Directions:
Repeat the records below exactly, leaving out any pictures.
[Begin]
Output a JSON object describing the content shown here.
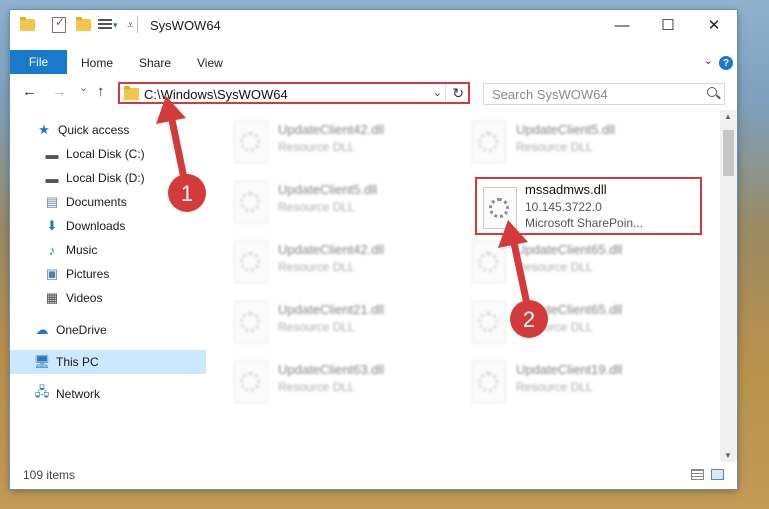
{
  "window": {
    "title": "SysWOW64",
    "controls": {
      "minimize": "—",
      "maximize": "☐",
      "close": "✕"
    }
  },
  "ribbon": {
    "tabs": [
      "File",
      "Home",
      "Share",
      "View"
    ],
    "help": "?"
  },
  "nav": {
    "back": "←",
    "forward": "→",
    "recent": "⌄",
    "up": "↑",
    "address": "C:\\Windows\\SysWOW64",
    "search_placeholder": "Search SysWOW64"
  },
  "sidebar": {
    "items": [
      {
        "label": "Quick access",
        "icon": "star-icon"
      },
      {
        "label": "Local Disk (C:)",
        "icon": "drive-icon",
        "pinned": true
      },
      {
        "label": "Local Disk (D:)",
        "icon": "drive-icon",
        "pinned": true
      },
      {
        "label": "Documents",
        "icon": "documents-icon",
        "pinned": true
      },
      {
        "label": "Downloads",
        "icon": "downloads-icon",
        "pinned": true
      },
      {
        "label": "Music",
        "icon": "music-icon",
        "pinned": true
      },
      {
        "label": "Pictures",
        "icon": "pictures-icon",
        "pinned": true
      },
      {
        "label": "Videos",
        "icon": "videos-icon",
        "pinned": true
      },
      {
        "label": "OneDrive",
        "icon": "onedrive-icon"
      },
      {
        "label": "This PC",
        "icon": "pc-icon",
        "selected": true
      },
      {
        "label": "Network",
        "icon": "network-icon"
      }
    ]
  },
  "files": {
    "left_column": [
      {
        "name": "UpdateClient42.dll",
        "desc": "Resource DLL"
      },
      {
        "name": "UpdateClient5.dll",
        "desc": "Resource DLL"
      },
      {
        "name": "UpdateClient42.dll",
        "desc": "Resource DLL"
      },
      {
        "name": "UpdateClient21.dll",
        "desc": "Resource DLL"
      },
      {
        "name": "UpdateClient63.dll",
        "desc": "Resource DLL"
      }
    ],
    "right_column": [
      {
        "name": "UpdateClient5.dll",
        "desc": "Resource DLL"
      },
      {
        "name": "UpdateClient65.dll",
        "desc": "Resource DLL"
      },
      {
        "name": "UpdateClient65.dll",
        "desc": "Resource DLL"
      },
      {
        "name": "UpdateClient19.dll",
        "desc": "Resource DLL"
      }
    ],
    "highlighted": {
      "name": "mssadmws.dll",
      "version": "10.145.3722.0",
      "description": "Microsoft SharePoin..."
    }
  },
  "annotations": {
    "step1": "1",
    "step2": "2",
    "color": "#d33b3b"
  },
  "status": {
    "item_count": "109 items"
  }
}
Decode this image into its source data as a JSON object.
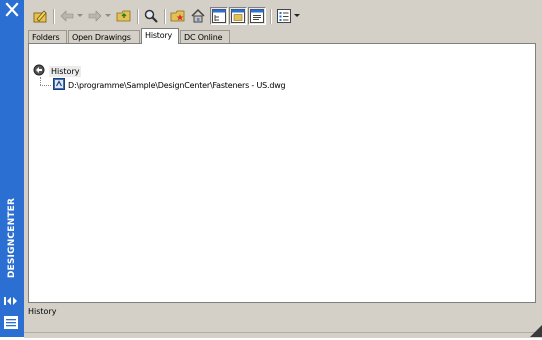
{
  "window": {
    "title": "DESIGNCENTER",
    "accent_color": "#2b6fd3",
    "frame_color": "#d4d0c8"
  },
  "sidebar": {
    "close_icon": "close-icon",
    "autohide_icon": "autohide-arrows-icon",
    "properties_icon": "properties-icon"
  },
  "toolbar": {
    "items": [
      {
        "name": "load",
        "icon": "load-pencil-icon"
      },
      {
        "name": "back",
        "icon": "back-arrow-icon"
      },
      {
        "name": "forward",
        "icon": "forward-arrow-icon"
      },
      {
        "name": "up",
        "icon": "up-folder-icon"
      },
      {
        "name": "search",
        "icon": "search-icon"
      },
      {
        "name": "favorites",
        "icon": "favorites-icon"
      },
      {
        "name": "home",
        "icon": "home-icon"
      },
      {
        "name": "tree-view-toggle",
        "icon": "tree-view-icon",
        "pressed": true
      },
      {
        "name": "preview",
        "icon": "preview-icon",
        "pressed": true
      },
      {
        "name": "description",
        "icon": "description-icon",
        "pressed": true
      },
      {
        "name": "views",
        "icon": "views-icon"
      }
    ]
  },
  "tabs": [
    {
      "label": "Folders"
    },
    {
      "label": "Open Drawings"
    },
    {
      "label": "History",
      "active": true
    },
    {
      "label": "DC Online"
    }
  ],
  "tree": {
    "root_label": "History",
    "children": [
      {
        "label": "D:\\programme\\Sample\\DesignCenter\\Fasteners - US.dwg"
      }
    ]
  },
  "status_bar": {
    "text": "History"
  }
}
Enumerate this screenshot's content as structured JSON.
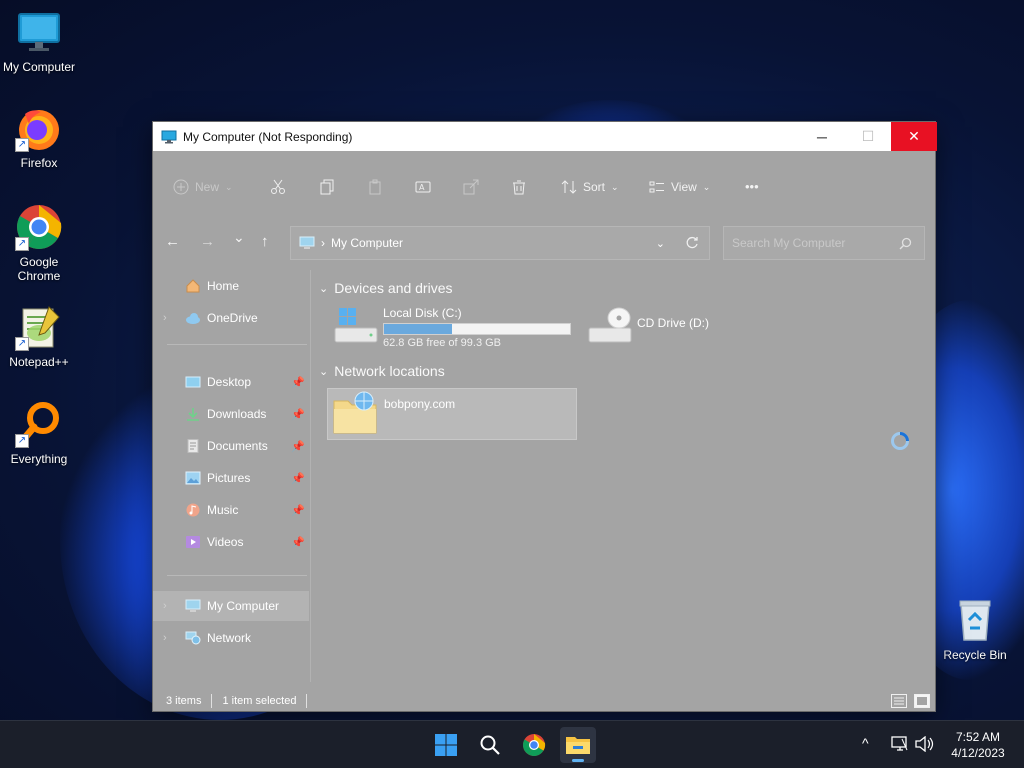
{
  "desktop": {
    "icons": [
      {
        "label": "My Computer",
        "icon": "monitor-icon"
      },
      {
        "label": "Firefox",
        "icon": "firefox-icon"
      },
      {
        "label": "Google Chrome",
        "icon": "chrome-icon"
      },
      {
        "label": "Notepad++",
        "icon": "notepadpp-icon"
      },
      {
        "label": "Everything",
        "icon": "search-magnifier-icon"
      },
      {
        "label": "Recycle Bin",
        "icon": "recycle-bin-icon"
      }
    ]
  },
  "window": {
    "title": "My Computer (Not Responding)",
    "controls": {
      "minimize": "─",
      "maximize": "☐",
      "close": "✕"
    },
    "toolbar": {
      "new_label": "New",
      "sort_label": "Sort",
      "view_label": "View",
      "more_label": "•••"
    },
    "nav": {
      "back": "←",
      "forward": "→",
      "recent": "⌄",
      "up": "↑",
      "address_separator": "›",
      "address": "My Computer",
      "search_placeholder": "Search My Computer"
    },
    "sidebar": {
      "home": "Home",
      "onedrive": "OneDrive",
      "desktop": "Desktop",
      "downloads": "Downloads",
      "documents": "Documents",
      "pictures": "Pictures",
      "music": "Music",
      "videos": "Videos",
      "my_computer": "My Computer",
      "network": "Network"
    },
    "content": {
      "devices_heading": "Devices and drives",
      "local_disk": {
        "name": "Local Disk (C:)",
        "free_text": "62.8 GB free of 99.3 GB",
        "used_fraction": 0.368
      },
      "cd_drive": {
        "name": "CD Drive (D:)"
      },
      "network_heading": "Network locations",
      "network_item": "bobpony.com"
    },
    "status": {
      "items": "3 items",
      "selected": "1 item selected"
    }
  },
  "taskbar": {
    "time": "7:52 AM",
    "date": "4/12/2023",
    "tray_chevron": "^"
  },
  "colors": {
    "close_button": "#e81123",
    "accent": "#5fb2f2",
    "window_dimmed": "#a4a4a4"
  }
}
[End]
Solution for this exercise:
Output a JSON object describing the content shown here.
{
  "window": {
    "title": "SysWOW64",
    "controls": {
      "minimize": "—",
      "maximize": "☐",
      "close": "✕"
    }
  },
  "ribbon": {
    "tabs": [
      "File",
      "Home",
      "Share",
      "View"
    ],
    "help": "?"
  },
  "nav": {
    "back": "←",
    "forward": "→",
    "recent": "⌄",
    "up": "↑",
    "address": "C:\\Windows\\SysWOW64",
    "search_placeholder": "Search SysWOW64"
  },
  "sidebar": {
    "items": [
      {
        "label": "Quick access",
        "icon": "star-icon"
      },
      {
        "label": "Local Disk (C:)",
        "icon": "drive-icon",
        "pinned": true
      },
      {
        "label": "Local Disk (D:)",
        "icon": "drive-icon",
        "pinned": true
      },
      {
        "label": "Documents",
        "icon": "documents-icon",
        "pinned": true
      },
      {
        "label": "Downloads",
        "icon": "downloads-icon",
        "pinned": true
      },
      {
        "label": "Music",
        "icon": "music-icon",
        "pinned": true
      },
      {
        "label": "Pictures",
        "icon": "pictures-icon",
        "pinned": true
      },
      {
        "label": "Videos",
        "icon": "videos-icon",
        "pinned": true
      },
      {
        "label": "OneDrive",
        "icon": "onedrive-icon"
      },
      {
        "label": "This PC",
        "icon": "pc-icon",
        "selected": true
      },
      {
        "label": "Network",
        "icon": "network-icon"
      }
    ]
  },
  "files": {
    "left_column": [
      {
        "name": "UpdateClient42.dll",
        "desc": "Resource DLL"
      },
      {
        "name": "UpdateClient5.dll",
        "desc": "Resource DLL"
      },
      {
        "name": "UpdateClient42.dll",
        "desc": "Resource DLL"
      },
      {
        "name": "UpdateClient21.dll",
        "desc": "Resource DLL"
      },
      {
        "name": "UpdateClient63.dll",
        "desc": "Resource DLL"
      }
    ],
    "right_column": [
      {
        "name": "UpdateClient5.dll",
        "desc": "Resource DLL"
      },
      {
        "name": "UpdateClient65.dll",
        "desc": "Resource DLL"
      },
      {
        "name": "UpdateClient65.dll",
        "desc": "Resource DLL"
      },
      {
        "name": "UpdateClient19.dll",
        "desc": "Resource DLL"
      }
    ],
    "highlighted": {
      "name": "mssadmws.dll",
      "version": "10.145.3722.0",
      "description": "Microsoft SharePoin..."
    }
  },
  "annotations": {
    "step1": "1",
    "step2": "2",
    "color": "#d33b3b"
  },
  "status": {
    "item_count": "109 items"
  }
}
Decode this image into its source data as a JSON object.
{
  "window": {
    "title": "DESIGNCENTER",
    "accent_color": "#2b6fd3",
    "frame_color": "#d4d0c8"
  },
  "sidebar": {
    "close_icon": "close-icon",
    "autohide_icon": "autohide-arrows-icon",
    "properties_icon": "properties-icon"
  },
  "toolbar": {
    "items": [
      {
        "name": "load",
        "icon": "load-pencil-icon"
      },
      {
        "name": "back",
        "icon": "back-arrow-icon"
      },
      {
        "name": "forward",
        "icon": "forward-arrow-icon"
      },
      {
        "name": "up",
        "icon": "up-folder-icon"
      },
      {
        "name": "search",
        "icon": "search-icon"
      },
      {
        "name": "favorites",
        "icon": "favorites-icon"
      },
      {
        "name": "home",
        "icon": "home-icon"
      },
      {
        "name": "tree-view-toggle",
        "icon": "tree-view-icon",
        "pressed": true
      },
      {
        "name": "preview",
        "icon": "preview-icon",
        "pressed": true
      },
      {
        "name": "description",
        "icon": "description-icon",
        "pressed": true
      },
      {
        "name": "views",
        "icon": "views-icon"
      }
    ]
  },
  "tabs": [
    {
      "label": "Folders"
    },
    {
      "label": "Open Drawings"
    },
    {
      "label": "History",
      "active": true
    },
    {
      "label": "DC Online"
    }
  ],
  "tree": {
    "root_label": "History",
    "children": [
      {
        "label": "D:\\programme\\Sample\\DesignCenter\\Fasteners - US.dwg"
      }
    ]
  },
  "status_bar": {
    "text": "History"
  }
}
Enumerate this screenshot's content as structured JSON.
{
  "desktop": {
    "icons": [
      {
        "label": "My Computer",
        "icon": "monitor-icon"
      },
      {
        "label": "Firefox",
        "icon": "firefox-icon"
      },
      {
        "label": "Google Chrome",
        "icon": "chrome-icon"
      },
      {
        "label": "Notepad++",
        "icon": "notepadpp-icon"
      },
      {
        "label": "Everything",
        "icon": "search-magnifier-icon"
      },
      {
        "label": "Recycle Bin",
        "icon": "recycle-bin-icon"
      }
    ]
  },
  "window": {
    "title": "My Computer (Not Responding)",
    "controls": {
      "minimize": "─",
      "maximize": "☐",
      "close": "✕"
    },
    "toolbar": {
      "new_label": "New",
      "sort_label": "Sort",
      "view_label": "View",
      "more_label": "•••"
    },
    "nav": {
      "back": "←",
      "forward": "→",
      "recent": "⌄",
      "up": "↑",
      "address_separator": "›",
      "address": "My Computer",
      "search_placeholder": "Search My Computer"
    },
    "sidebar": {
      "home": "Home",
      "onedrive": "OneDrive",
      "desktop": "Desktop",
      "downloads": "Downloads",
      "documents": "Documents",
      "pictures": "Pictures",
      "music": "Music",
      "videos": "Videos",
      "my_computer": "My Computer",
      "network": "Network"
    },
    "content": {
      "devices_heading": "Devices and drives",
      "local_disk": {
        "name": "Local Disk (C:)",
        "free_text": "62.8 GB free of 99.3 GB",
        "used_fraction": 0.368
      },
      "cd_drive": {
        "name": "CD Drive (D:)"
      },
      "network_heading": "Network locations",
      "network_item": "bobpony.com"
    },
    "status": {
      "items": "3 items",
      "selected": "1 item selected"
    }
  },
  "taskbar": {
    "time": "7:52 AM",
    "date": "4/12/2023",
    "tray_chevron": "^"
  },
  "colors": {
    "close_button": "#e81123",
    "accent": "#5fb2f2",
    "window_dimmed": "#a4a4a4"
  }
}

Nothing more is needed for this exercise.